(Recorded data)
- - - - - - -

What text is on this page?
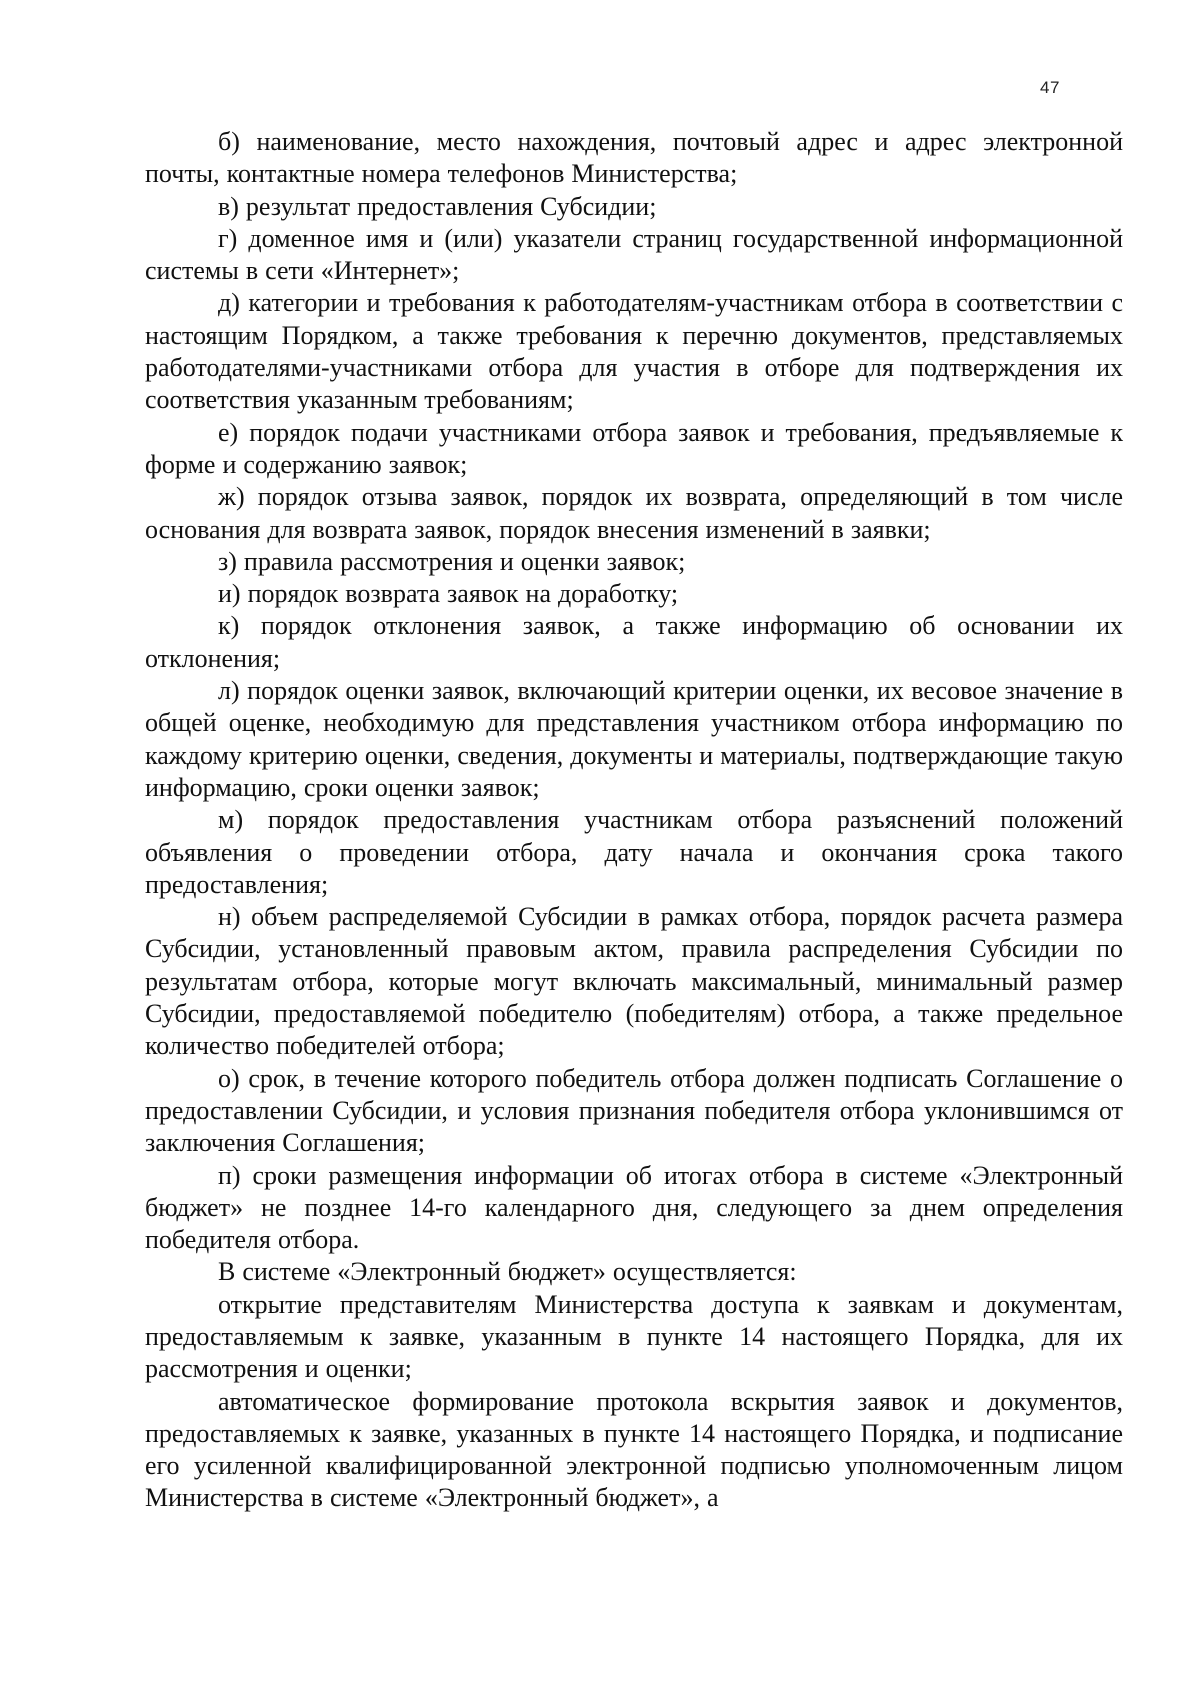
47

б) наименование, место нахождения, почтовый адрес и адрес электронной почты, контактные номера телефонов Министерства;

в) результат предоставления Субсидии;

г) доменное имя и (или) указатели страниц государственной информационной системы в сети «Интернет»;

д) категории и требования к работодателям-участникам отбора в соответствии с настоящим Порядком, а также требования к перечню документов, представляемых работодателями-участниками отбора для участия в отборе для подтверждения их соответствия указанным требованиям;

е) порядок подачи участниками отбора заявок и требования, предъявляемые к форме и содержанию заявок;

ж) порядок отзыва заявок, порядок их возврата, определяющий в том числе основания для возврата заявок, порядок внесения изменений в заявки;

з) правила рассмотрения и оценки заявок;

и) порядок возврата заявок на доработку;

к) порядок отклонения заявок, а также информацию об основании их отклонения;

л) порядок оценки заявок, включающий критерии оценки, их весовое значение в общей оценке, необходимую для представления участником отбора информацию по каждому критерию оценки, сведения, документы и материалы, подтверждающие такую информацию, сроки оценки заявок;

м) порядок предоставления участникам отбора разъяснений положений объявления о проведении отбора, дату начала и окончания срока такого предоставления;

н) объем распределяемой Субсидии в рамках отбора, порядок расчета размера Субсидии, установленный правовым актом, правила распределения Субсидии по результатам отбора, которые могут включать максимальный, минимальный размер Субсидии, предоставляемой победителю (победителям) отбора, а также предельное количество победителей отбора;

о) срок, в течение которого победитель отбора должен подписать Соглашение о предоставлении Субсидии, и условия признания победителя отбора уклонившимся от заключения Соглашения;

п) сроки размещения информации об итогах отбора в системе «Электронный бюджет» не позднее 14-го календарного дня, следующего за днем определения победителя отбора.

В системе «Электронный бюджет» осуществляется:

открытие представителям Министерства доступа к заявкам и документам, предоставляемым к заявке, указанным в пункте 14 настоящего Порядка, для их рассмотрения и оценки;

автоматическое формирование протокола вскрытия заявок и документов, предоставляемых к заявке, указанных в пункте 14 настоящего Порядка, и подписание его усиленной квалифицированной электронной подписью уполномоченным лицом Министерства в системе «Электронный бюджет», а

- - - - - - -

● Aim of the task: Without the pictures, print the records in full, exactly as they appear.

● Reply:
What text is on this page?
47

б) наименование, место нахождения, почтовый адрес и адрес электронной почты, контактные номера телефонов Министерства;

в) результат предоставления Субсидии;

г) доменное имя и (или) указатели страниц государственной информационной системы в сети «Интернет»;

д) категории и требования к работодателям-участникам отбора в соответствии с настоящим Порядком, а также требования к перечню документов, представляемых работодателями-участниками отбора для участия в отборе для подтверждения их соответствия указанным требованиям;

е) порядок подачи участниками отбора заявок и требования, предъявляемые к форме и содержанию заявок;

ж) порядок отзыва заявок, порядок их возврата, определяющий в том числе основания для возврата заявок, порядок внесения изменений в заявки;

з) правила рассмотрения и оценки заявок;

и) порядок возврата заявок на доработку;

к) порядок отклонения заявок, а также информацию об основании их отклонения;

л) порядок оценки заявок, включающий критерии оценки, их весовое значение в общей оценке, необходимую для представления участником отбора информацию по каждому критерию оценки, сведения, документы и материалы, подтверждающие такую информацию, сроки оценки заявок;

м) порядок предоставления участникам отбора разъяснений положений объявления о проведении отбора, дату начала и окончания срока такого предоставления;

н) объем распределяемой Субсидии в рамках отбора, порядок расчета размера Субсидии, установленный правовым актом, правила распределения Субсидии по результатам отбора, которые могут включать максимальный, минимальный размер Субсидии, предоставляемой победителю (победителям) отбора, а также предельное количество победителей отбора;

о) срок, в течение которого победитель отбора должен подписать Соглашение о предоставлении Субсидии, и условия признания победителя отбора уклонившимся от заключения Соглашения;

п) сроки размещения информации об итогах отбора в системе «Электронный бюджет» не позднее 14-го календарного дня, следующего за днем определения победителя отбора.

В системе «Электронный бюджет» осуществляется:

открытие представителям Министерства доступа к заявкам и документам, предоставляемым к заявке, указанным в пункте 14 настоящего Порядка, для их рассмотрения и оценки;

автоматическое формирование протокола вскрытия заявок и документов, предоставляемых к заявке, указанных в пункте 14 настоящего Порядка, и подписание его усиленной квалифицированной электронной подписью уполномоченным лицом Министерства в системе «Электронный бюджет», а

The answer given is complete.